**** Exercise inputs ****

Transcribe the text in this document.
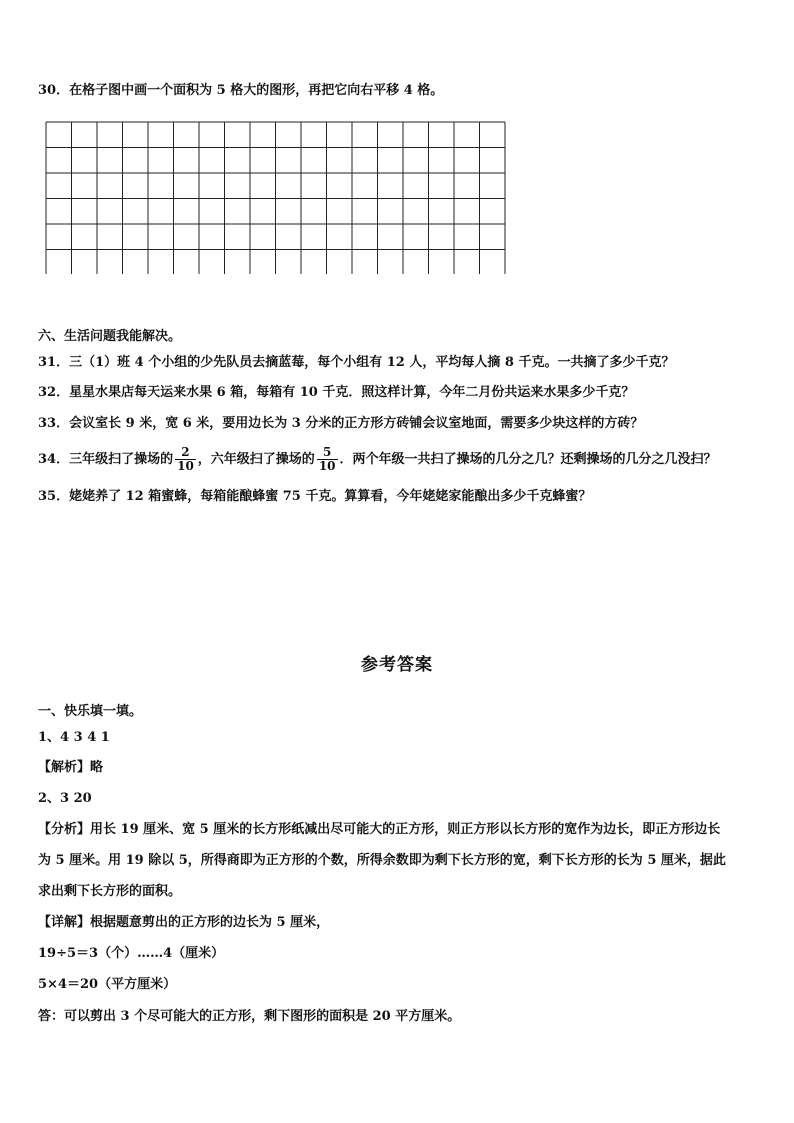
30．在格子图中画一个面积为 5 格大的图形，再把它向右平移 4 格。
六、生活问题我能解决。
31．三（1）班 4 个小组的少先队员去摘蓝莓，每个小组有 12 人，平均每人摘 8 千克。一共摘了多少千克？
32．星星水果店每天运来水果 6 箱，每箱有 10 千克．照这样计算，今年二月份共运来水果多少千克？
33．会议室长 9 米，宽 6 米，要用边长为 3 分米的正方形方砖铺会议室地面，需要多少块这样的方砖？
34．三年级扫了操场的 $\frac{2}{10}$ ，六年级扫了操场的 $\frac{5}{10}$ ．两个年级一共扫了操场的几分之几？还剩操场的几分之几没扫？
35．姥姥养了 12 箱蜜蜂，每箱能酿蜂蜜 75 千克。算算看，今年姥姥家能酿出多少千克蜂蜜？
参考答案
一、快乐填一填。
1、4 3 4 1
【解析】略
2、3 20
【分析】用长 19 厘米、宽 5 厘米的长方形纸减出尽可能大的正方形，则正方形以长方形的宽作为边长，即正方形边长
为 5 厘米。用 19 除以 5，所得商即为正方形的个数，所得余数即为剩下长方形的宽，剩下长方形的长为 5 厘米，据此
求出剩下长方形的面积。
【详解】根据题意剪出的正方形的边长为 5 厘米，
19÷5＝3（个）……4（厘米）
5×4＝20（平方厘米）
答：可以剪出 3 个尽可能大的正方形，剩下图形的面积是 20 平方厘米。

****

### Job:
From the records given above, reproduce all text exactly and exclude each picture.

### Problem solution:
Transcribe the text in this document.
30．在格子图中画一个面积为 5 格大的图形，再把它向右平移 4 格。
六、生活问题我能解决。
31．三（1）班 4 个小组的少先队员去摘蓝莓，每个小组有 12 人，平均每人摘 8 千克。一共摘了多少千克？
32．星星水果店每天运来水果 6 箱，每箱有 10 千克．照这样计算，今年二月份共运来水果多少千克？
33．会议室长 9 米，宽 6 米，要用边长为 3 分米的正方形方砖铺会议室地面，需要多少块这样的方砖？
34．三年级扫了操场的 $\frac{2}{10}$ ，六年级扫了操场的 $\frac{5}{10}$ ．两个年级一共扫了操场的几分之几？还剩操场的几分之几没扫？
35．姥姥养了 12 箱蜜蜂，每箱能酿蜂蜜 75 千克。算算看，今年姥姥家能酿出多少千克蜂蜜？
参考答案
一、快乐填一填。
1、4 3 4 1
【解析】略
2、3 20
【分析】用长 19 厘米、宽 5 厘米的长方形纸减出尽可能大的正方形，则正方形以长方形的宽作为边长，即正方形边长
为 5 厘米。用 19 除以 5，所得商即为正方形的个数，所得余数即为剩下长方形的宽，剩下长方形的长为 5 厘米，据此
求出剩下长方形的面积。
【详解】根据题意剪出的正方形的边长为 5 厘米，
19÷5＝3（个）……4（厘米）
5×4＝20（平方厘米）
答：可以剪出 3 个尽可能大的正方形，剩下图形的面积是 20 平方厘米。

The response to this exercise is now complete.